> **DIRECTIVES**:
A) Name every film or film series that the film list gives as a numbered entry.
B) For each statement below, decide whether the film list supports it. Answer yes or no, and quote the words from the list that settle it.
(i) The Before trilogy adds up to about 30 hours in all.
(ii) The writer calls Prasthanam a great film.
(iii) The writer credits the success of Dil Chahta Hai to its realism.
C) Carry on the film list past its final sentence, in the same voice.

> **DOCUMENT PASSAGE**:

1. Dil Chahta Hai - This has to be right up here. And I think a lot of other people my generation will agree. Until I accidentally stumbled across DCH, I had no idea an Indian film could be made like this- people who looked and spoke that way. I don't think it was so successful because it's realistic as people claim but because Farhan Akhtar managed to create a world that was hip, cool and made people want to inhabit it.

2. Before Trilogy - As a cumulative, the entire trilogy is basically two people walking and talking for a total of about 30 hours or so. It's a tribute to Linklater and his actor/writers Hawke and Delpy that thousands of people across the world consider the films the best portrayal of relationships of their generation. Didn't know real-time could be so effective.

3. Prasthanam - Not a great film, I'd be the first one to admit that. But you have give it to Deva Katta for what he attempted on the Telugu screen. Ambiguous characters, wonderful lead actors and some really deep, poetic dialogue that blew away the minds of a generation of people that had been used to Trivikram's self-conceited hubris. I loved the way it was shot, how the background score was tailor-made for the Indian audience and the narrative taking you to places you'd least expect. It's a pity that the director's vision had to be compromised due to 'commercial constraints' but what a brave attempt.

4. Annie Hall - Been there, done that. There is no other film character I identify more deeply than Alvie Singer. I had a vague idea that auteurs worked from personal experiences to address current preoccupations but I always thought you had to be some sort of a genius-lunatic (read Kubrick, Herzog etc. ) with an enviable imagination and an iron will to make deep films asking existential questions. Watching Allen's films shattered all those notions. I realised you didn't have to be anyone apart from yourself and if you mined deep enough, your life story has enough material to make over 40 films and still keep counting.

> **RECORD SET**:
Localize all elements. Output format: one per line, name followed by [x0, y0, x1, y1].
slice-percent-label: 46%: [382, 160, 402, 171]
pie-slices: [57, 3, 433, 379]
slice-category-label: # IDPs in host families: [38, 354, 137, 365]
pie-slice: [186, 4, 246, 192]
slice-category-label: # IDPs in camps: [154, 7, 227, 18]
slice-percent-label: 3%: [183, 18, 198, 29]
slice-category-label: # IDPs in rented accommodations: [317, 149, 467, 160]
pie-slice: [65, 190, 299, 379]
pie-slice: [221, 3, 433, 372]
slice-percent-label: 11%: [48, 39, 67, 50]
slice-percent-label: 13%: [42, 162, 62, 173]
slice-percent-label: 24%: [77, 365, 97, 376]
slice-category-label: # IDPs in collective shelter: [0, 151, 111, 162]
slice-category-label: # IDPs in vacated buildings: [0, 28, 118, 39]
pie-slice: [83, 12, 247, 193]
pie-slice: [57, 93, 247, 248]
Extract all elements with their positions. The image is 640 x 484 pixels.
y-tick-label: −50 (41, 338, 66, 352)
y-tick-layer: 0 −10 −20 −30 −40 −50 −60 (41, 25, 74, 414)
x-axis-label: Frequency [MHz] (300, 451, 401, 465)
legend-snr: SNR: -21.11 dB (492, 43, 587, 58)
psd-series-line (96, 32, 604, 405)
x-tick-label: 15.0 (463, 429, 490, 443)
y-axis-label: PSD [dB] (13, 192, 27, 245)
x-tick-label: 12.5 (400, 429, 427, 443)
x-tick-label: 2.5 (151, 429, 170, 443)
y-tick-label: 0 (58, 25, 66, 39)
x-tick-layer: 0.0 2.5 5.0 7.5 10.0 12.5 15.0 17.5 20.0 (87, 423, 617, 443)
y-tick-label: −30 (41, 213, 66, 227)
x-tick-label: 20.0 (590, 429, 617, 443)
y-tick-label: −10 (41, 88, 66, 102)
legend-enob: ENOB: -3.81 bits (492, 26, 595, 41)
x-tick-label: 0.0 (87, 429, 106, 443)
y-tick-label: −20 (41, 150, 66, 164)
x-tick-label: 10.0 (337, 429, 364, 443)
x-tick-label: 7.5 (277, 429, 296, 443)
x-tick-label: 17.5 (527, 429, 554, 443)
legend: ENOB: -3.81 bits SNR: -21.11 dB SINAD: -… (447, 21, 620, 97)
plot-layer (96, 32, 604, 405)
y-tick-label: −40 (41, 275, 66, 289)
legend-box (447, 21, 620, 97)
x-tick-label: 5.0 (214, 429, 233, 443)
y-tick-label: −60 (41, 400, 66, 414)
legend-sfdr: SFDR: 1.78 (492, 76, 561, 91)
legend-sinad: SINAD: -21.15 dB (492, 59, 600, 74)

> **TASK-BY-TASK RESULTS**:
A) Dil Chahta Hai, Before Trilogy, Prasthanam, Annie Hall

B)
(i) Yes: "for a total of about 30 hours or so"
(ii) No: "Not a great film, I'd be the first one to admit that."
(iii) No: "I don't think it was so successful because it's realistic as people claim"

C)
5. Pulp Fiction - Almost every list containing a list of most influential films has Pulp Fiction in it. Until a cinema obsessed, fast talking, comfortably profane, pop culture mad video store clerk showed us how to play around with the cinematic form, I had no clue cinema could be so much fun. Also, Tarantino was the first filmmaker I heard talk who had no qualms about admitting he copied/ paid tribute/ cheekily commented on all those films he liked. It was a relief to know that someone hailed as an original admitted to be so deeply influenced by what he read and watched. After all, he wrote Ezekiel 25:17.

6. Holy Motors - What can cinema be? That's the question central to Carax's film that played around with film form like nothing I had ever seen before. I think it was Carax who in one of his interviews asked, "Why should a film have a story? Why can't it exist beyond one?" and this film is an answer. Levant is awe-inspiring, Carax's narrative doesn't let you tear your eyes off the screen and that accordion piece is one helluva theme.

7. Moonrise Kingdom - Wes Anderson is one of my favourite directors and though I love his little toy worlds and his elaborately constructed slapstick, I think the film that best exemplifies what I like the most about his films is Moonrise Kingdom because no other film I've seen manages to evoke nostalgia like this film does. Whenever we watch a film from a certain period, we feel a nostalgia because the filmmaker creates a world different, better but eerily familiar than the world we inhabit. But Anderson, and I have no idea how he does it, creates those worlds with such remarkable precision that despite the lightheartedness and the warmth permeating from the screen, your heart grows heavy with- that's right, nostalgia.

8. Into the Wild - When Anirudh told me to watch this film telling me I'd like it, I didn't know it'd define my life so much. Ebert writes in his review of the film about certain young men who think that life in the forest would solve all their existential problems. I was one like that and during that Steve Jobs- Meaning of Love- Questions on Societal Constraints phase, Into the Wild seemed to hold all the answers. I never went into the wild but Penn and Hirsch, working with Supertramp's story, answered most of my questions.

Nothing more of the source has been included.